= THE EXERCISE =
Please recast the data below as a Markdown table with the columns Row and Data line, numbering each row and skipping blank lines. Leave the pictures out of your answer.

= AVAILABLE RECORDS =
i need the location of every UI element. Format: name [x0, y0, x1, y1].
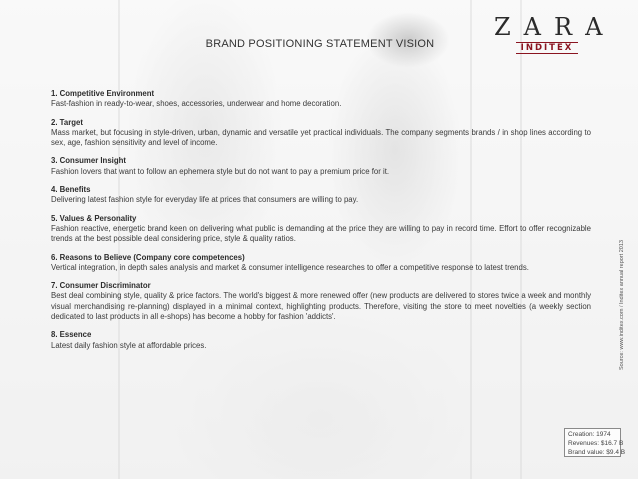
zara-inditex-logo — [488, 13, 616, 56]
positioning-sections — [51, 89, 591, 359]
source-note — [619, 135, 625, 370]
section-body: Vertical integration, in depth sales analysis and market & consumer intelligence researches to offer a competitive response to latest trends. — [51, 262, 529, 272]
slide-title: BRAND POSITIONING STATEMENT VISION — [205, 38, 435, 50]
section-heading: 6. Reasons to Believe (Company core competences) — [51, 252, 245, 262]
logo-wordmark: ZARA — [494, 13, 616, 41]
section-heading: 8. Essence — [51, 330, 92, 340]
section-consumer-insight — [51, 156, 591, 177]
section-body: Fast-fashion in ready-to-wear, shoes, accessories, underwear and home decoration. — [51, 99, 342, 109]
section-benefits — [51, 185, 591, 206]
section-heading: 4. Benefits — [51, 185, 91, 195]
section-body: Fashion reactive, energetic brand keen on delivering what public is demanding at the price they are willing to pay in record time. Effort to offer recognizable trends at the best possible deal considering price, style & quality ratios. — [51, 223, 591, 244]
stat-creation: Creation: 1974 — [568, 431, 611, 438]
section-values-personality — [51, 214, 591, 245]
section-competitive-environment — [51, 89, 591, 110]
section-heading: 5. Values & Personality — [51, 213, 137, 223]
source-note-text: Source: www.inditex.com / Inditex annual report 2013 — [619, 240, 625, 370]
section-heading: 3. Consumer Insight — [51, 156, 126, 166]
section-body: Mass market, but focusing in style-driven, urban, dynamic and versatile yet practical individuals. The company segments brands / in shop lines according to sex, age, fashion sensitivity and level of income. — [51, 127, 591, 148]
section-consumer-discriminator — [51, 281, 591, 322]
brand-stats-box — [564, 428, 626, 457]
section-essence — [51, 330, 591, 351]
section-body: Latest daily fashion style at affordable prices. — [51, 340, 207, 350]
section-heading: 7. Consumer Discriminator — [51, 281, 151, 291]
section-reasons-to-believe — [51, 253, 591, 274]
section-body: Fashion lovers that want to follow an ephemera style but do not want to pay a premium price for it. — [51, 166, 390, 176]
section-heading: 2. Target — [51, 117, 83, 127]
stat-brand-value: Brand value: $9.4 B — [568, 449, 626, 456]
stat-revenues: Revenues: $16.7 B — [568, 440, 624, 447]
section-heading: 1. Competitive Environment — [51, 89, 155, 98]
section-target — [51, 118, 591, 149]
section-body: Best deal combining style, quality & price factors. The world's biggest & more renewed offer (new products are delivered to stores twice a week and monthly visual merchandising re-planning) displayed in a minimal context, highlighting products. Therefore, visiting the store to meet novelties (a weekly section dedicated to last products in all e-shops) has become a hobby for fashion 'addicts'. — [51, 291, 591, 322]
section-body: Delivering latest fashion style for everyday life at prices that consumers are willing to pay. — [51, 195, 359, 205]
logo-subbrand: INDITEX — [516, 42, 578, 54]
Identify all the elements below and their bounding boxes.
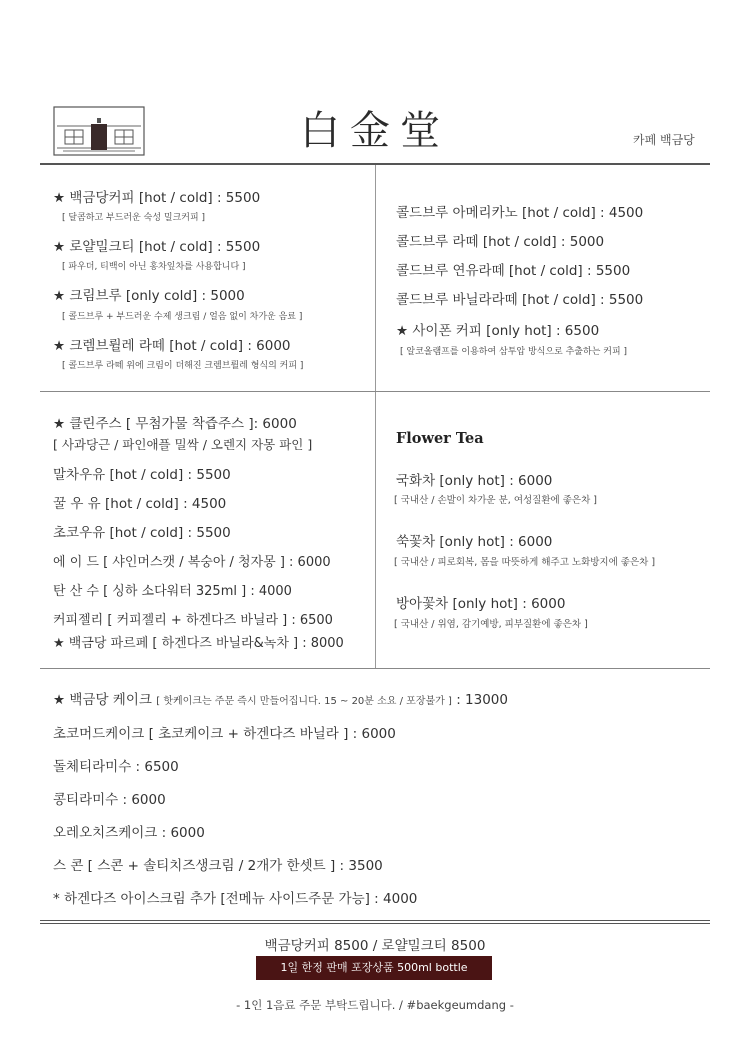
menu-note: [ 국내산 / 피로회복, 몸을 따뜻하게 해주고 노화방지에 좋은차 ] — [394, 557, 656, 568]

= FINISHED ANSWER =
| Row | Data line |
|---|---|
| 1 | i need the location of every UI element. Format: name [x0, y0, x1, y1]. |
| 2 | zara-inditex-logo — [488, 13, 616, 56] |
| 3 | positioning-sections — [51, 89, 591, 359] |
| 4 | source-note — [619, 135, 625, 370] |
| 5 | section-body: Vertical integration, in depth sales analysis and market & consumer intelligence researches to offer a competitive response to latest trends. — [51, 262, 529, 272] |
| 6 | slide-title: BRAND POSITIONING STATEMENT VISION — [205, 38, 435, 50] |
| 7 | section-heading: 6. Reasons to Believe (Company core competences) — [51, 252, 245, 262] |
| 8 | logo-wordmark: ZARA — [494, 13, 616, 41] |
| 9 | section-heading: 8. Essence — [51, 330, 92, 340] |
| 10 | section-consumer-insight — [51, 156, 591, 177] |
| 11 | section-body: Fast-fashion in ready-to-wear, shoes, accessories, underwear and home decoration. — [51, 99, 342, 109] |
| 12 | section-benefits — [51, 185, 591, 206] |
| 13 | section-heading: 4. Benefits — [51, 185, 91, 195] |
| 14 | section-body: Fashion reactive, energetic brand keen on delivering what public is demanding at the price they are willing to pay in record time. Effort to offer recognizable trends at the best possible deal considering price, style & quality ratios. — [51, 223, 591, 244] |
| 15 | stat-creation: Creation: 1974 — [568, 431, 611, 438] |
| 16 | section-values-personality — [51, 214, 591, 245] |
| 17 | section-competitive-environment — [51, 89, 591, 110] |
| 18 | section-heading: 5. Values & Personality — [51, 213, 137, 223] |
| 19 | source-note-text: Source: www.inditex.com / Inditex annual report 2013 — [619, 240, 625, 370] |
| 20 | section-heading: 3. Consumer Insight — [51, 156, 126, 166] |
| 21 | section-body: Mass market, but focusing in style-driven, urban, dynamic and versatile yet practical individuals. The company segments brands / in shop lines according to sex, age, fashion sensitivity and level of income. — [51, 127, 591, 148] |
| 22 | section-consumer-discriminator — [51, 281, 591, 322] |
| 23 | brand-stats-box — [564, 428, 626, 457] |
| 24 | section-essence — [51, 330, 591, 351] |
| 25 | section-body: Latest daily fashion style at affordable prices. — [51, 340, 207, 350] |
| 26 | section-heading: 7. Consumer Discriminator — [51, 281, 151, 291] |
| 27 | section-reasons-to-believe — [51, 253, 591, 274] |
| 28 | section-body: Fashion lovers that want to follow an ephemera style but do not want to pay a premium price for it. — [51, 166, 390, 176] |
| 29 | section-heading: 2. Target — [51, 117, 83, 127] |
| 30 | stat-brand-value: Brand value: $9.4 B — [568, 449, 626, 456] |
| 31 | stat-revenues: Revenues: $16.7 B — [568, 440, 624, 447] |
| 32 | section-heading: 1. Competitive Environment — [51, 89, 155, 98] |
| 33 | section-target — [51, 118, 591, 149] |
| 34 | section-body: Best deal combining style, quality & price factors. The world's biggest & more renewed offer (new products are delivered to stores twice a week and monthly visual merchandising re-planning) displayed in a minimal context, highlighting products. Therefore, visiting the store to meet novelties (a weekly section dedicated to last products in all e-shops) has become a hobby for fashion 'addicts'. — [51, 291, 591, 322] |
| 35 | section-body: Delivering latest fashion style for everyday life at prices that consumers are willing to pay. — [51, 195, 359, 205] |
| 36 | logo-subbrand: INDITEX — [516, 42, 578, 54] |
| 37 | Identify all the elements below and their bounding boxes. |
| 38 | menu-note: [ 국내산 / 피로회복, 몸을 따뜻하게 해주고 노화방지에 좋은차 ] — [394, 557, 656, 568] |